──────── Given records ────────

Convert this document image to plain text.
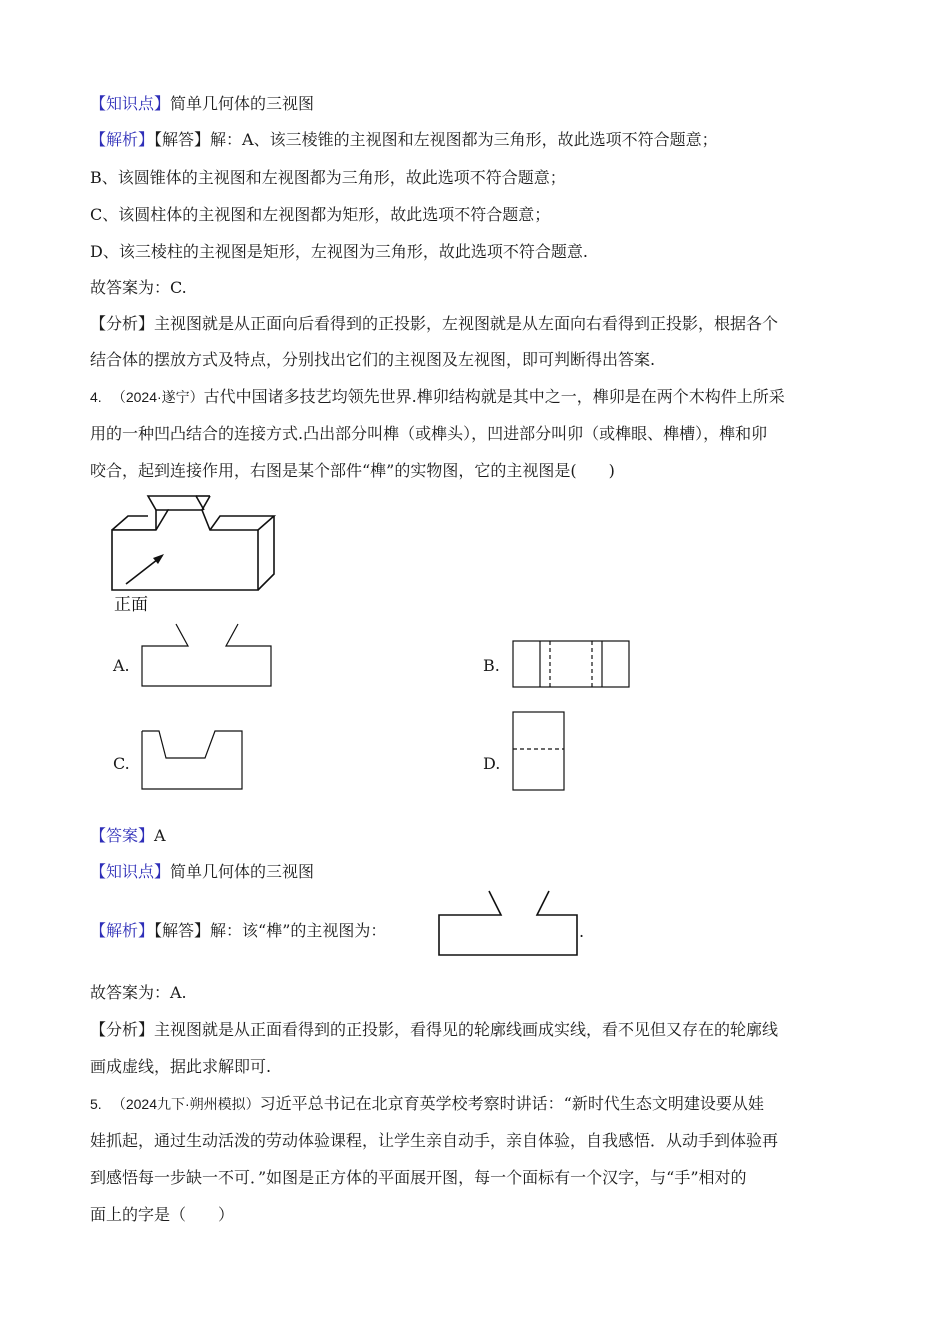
【知识点】简单几何体的三视图
【解析】【解答】解：A、该三棱锥的主视图和左视图都为三角形，故此选项不符合题意；
B、该圆锥体的主视图和左视图都为三角形，故此选项不符合题意；
C、该圆柱体的主视图和左视图都为矩形，故此选项不符合题意；
D、该三棱柱的主视图是矩形，左视图为三角形，故此选项不符合题意.
故答案为：C.
【分析】主视图就是从正面向后看得到的正投影，左视图就是从左面向右看得到正投影，根据各个
结合体的摆放方式及特点，分别找出它们的主视图及左视图，即可判断得出答案.
4. （2024·遂宁）古代中国诸多技艺均领先世界.榫卯结构就是其中之一，榫卯是在两个木构件上所采
用的一种凹凸结合的连接方式.凸出部分叫榫（或榫头），凹进部分叫卯（或榫眼、榫槽），榫和卯
咬合，起到连接作用，右图是某个部件“榫”的实物图，它的主视图是(　　)
正面
A.	B.
C.	D.
【答案】A
【知识点】简单几何体的三视图
【解析】【解答】解：该“榫”的主视图为：	.
故答案为：A.
【分析】主视图就是从正面看得到的正投影，看得见的轮廓线画成实线，看不见但又存在的轮廓线
画成虚线，据此求解即可.
5. （2024九下·朔州模拟）习近平总书记在北京育英学校考察时讲话：“新时代生态文明建设要从娃
娃抓起，通过生动活泼的劳动体验课程，让学生亲自动手，亲自体验，自我感悟．从动手到体验再
到感悟每一步缺一不可．”如图是正方体的平面展开图，每一个面标有一个汉字，与“手”相对的
面上的字是（　　）
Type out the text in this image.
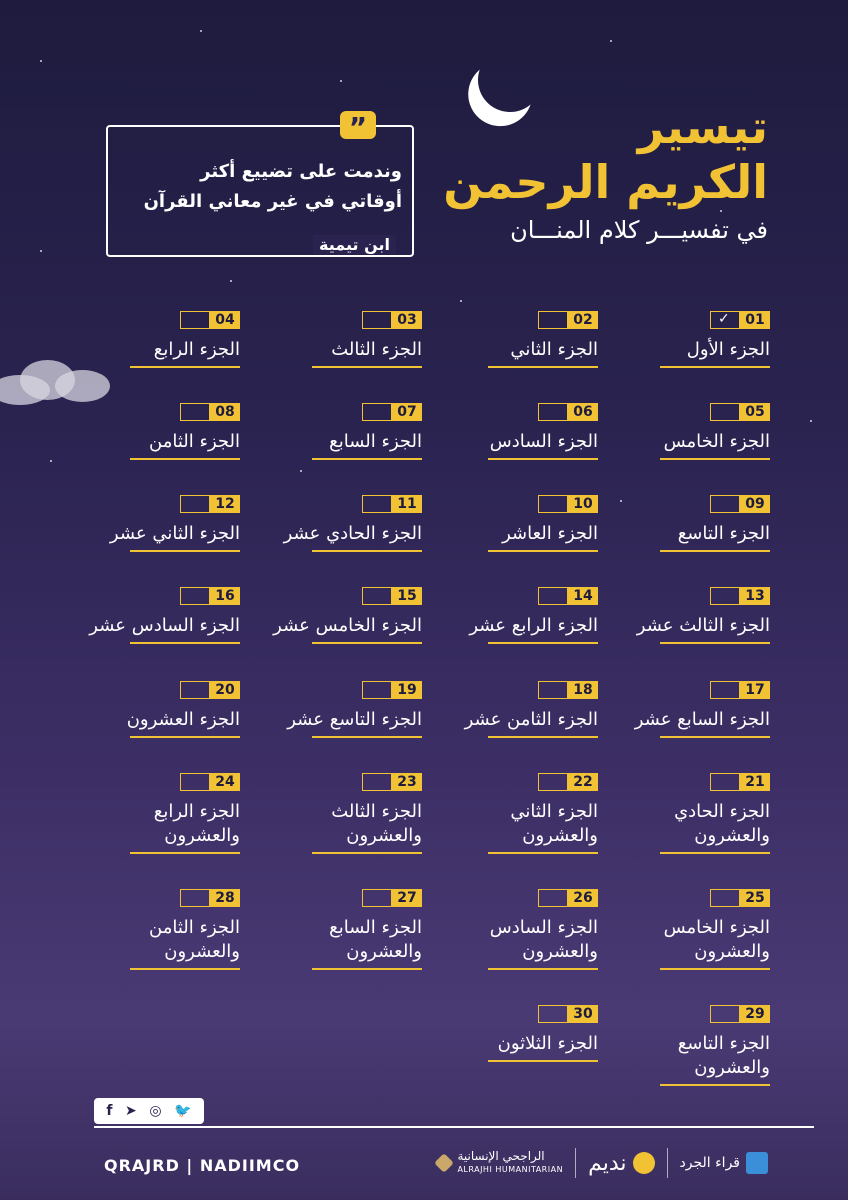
تيسير
الكريم الرحمن
في تفسيـــر كلام المنـــان
”
وندمت على تضييع أكثر
أوقاتي في غير معاني القرآن
ابن تيمية
01
✓
الجزء الأول
02
الجزء الثاني
03
الجزء الثالث
04
الجزء الرابع
05
الجزء الخامس
06
الجزء السادس
07
الجزء السابع
08
الجزء الثامن
09
الجزء التاسع
10
الجزء العاشر
11
الجزء الحادي عشر
12
الجزء الثاني عشر
13
الجزء الثالث عشر
14
الجزء الرابع عشر
15
الجزء الخامس عشر
16
الجزء السادس عشر
17
الجزء السابع عشر
18
الجزء الثامن عشر
19
الجزء التاسع عشر
20
الجزء العشرون
21
الجزء الحادي والعشرون
22
الجزء الثاني والعشرون
23
الجزء الثالث والعشرون
24
الجزء الرابع والعشرون
25
الجزء الخامس والعشرون
26
الجزء السادس والعشرون
27
الجزء السابع والعشرون
28
الجزء الثامن والعشرون
29
الجزء التاسع والعشرون
30
الجزء الثلاثون
f ➤ ◎ 🐦
QRAJRD | NADIIMCO	قراء الجرد
نديم
الراجحي الإنسانية
ALRAJHI HUMANITARIAN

────────

Goal of the exercise. Set down, unchanged, only the lines running from the line with "Type out the text in this image." to the last line, including both. Pictures stay out of the copy.

Worked solution.
Type out the text in this image.
تيسير
الكريم الرحمن
في تفسيـــر كلام المنـــان
”
وندمت على تضييع أكثر
أوقاتي في غير معاني القرآن
ابن تيمية
01
✓
الجزء الأول
02
الجزء الثاني
03
الجزء الثالث
04
الجزء الرابع
05
الجزء الخامس
06
الجزء السادس
07
الجزء السابع
08
الجزء الثامن
09
الجزء التاسع
10
الجزء العاشر
11
الجزء الحادي عشر
12
الجزء الثاني عشر
13
الجزء الثالث عشر
14
الجزء الرابع عشر
15
الجزء الخامس عشر
16
الجزء السادس عشر
17
الجزء السابع عشر
18
الجزء الثامن عشر
19
الجزء التاسع عشر
20
الجزء العشرون
21
الجزء الحادي والعشرون
22
الجزء الثاني والعشرون
23
الجزء الثالث والعشرون
24
الجزء الرابع والعشرون
25
الجزء الخامس والعشرون
26
الجزء السادس والعشرون
27
الجزء السابع والعشرون
28
الجزء الثامن والعشرون
29
الجزء التاسع والعشرون
30
الجزء الثلاثون
f ➤ ◎ 🐦
QRAJRD | NADIIMCO	قراء الجرد
نديم
الراجحي الإنسانية
ALRAJHI HUMANITARIAN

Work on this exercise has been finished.